- AIM OF THE TASK: Exactly as written, retype the listing below, omitting the pictures.

Begin MATERIAL FOR THIS TASK

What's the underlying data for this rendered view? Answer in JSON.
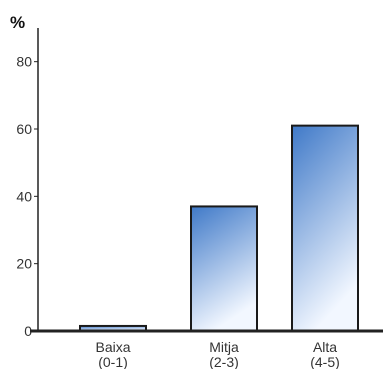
{
  "chart_data": {
    "type": "bar",
    "title": "",
    "xlabel": "",
    "ylabel": "%",
    "ylim": [
      0,
      90
    ],
    "yticks": [
      0,
      20,
      40,
      60,
      80
    ],
    "grid": false,
    "categories": [
      {
        "line1": "Baixa",
        "line2": "(0-1)"
      },
      {
        "line1": "Mitja",
        "line2": "(2-3)"
      },
      {
        "line1": "Alta",
        "line2": "(4-5)"
      }
    ],
    "values": [
      1.5,
      37,
      61
    ],
    "colors": {
      "bar_top": "#3f79c8",
      "bar_bottom": "#f2f7ff",
      "bar_edge": "#1a1a1a",
      "axis": "#222222"
    }
  }
}
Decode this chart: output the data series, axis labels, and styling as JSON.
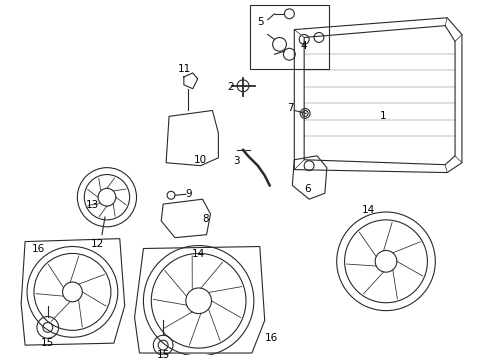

End MATERIAL FOR THIS TASK

- SOLUTION TO THIS PROBLEM:
What's the underlying data for this rendered view? Answer in JSON.
{
  "chart_data": {
    "type": "bar",
    "title": "",
    "xlabel": "",
    "ylabel": "%",
    "ylim": [
      0,
      90
    ],
    "yticks": [
      0,
      20,
      40,
      60,
      80
    ],
    "grid": false,
    "categories": [
      {
        "line1": "Baixa",
        "line2": "(0-1)"
      },
      {
        "line1": "Mitja",
        "line2": "(2-3)"
      },
      {
        "line1": "Alta",
        "line2": "(4-5)"
      }
    ],
    "values": [
      1.5,
      37,
      61
    ],
    "colors": {
      "bar_top": "#3f79c8",
      "bar_bottom": "#f2f7ff",
      "bar_edge": "#1a1a1a",
      "axis": "#222222"
    }
  }
}
Decode this chart: output the data series, axis labels, and styling as JSON.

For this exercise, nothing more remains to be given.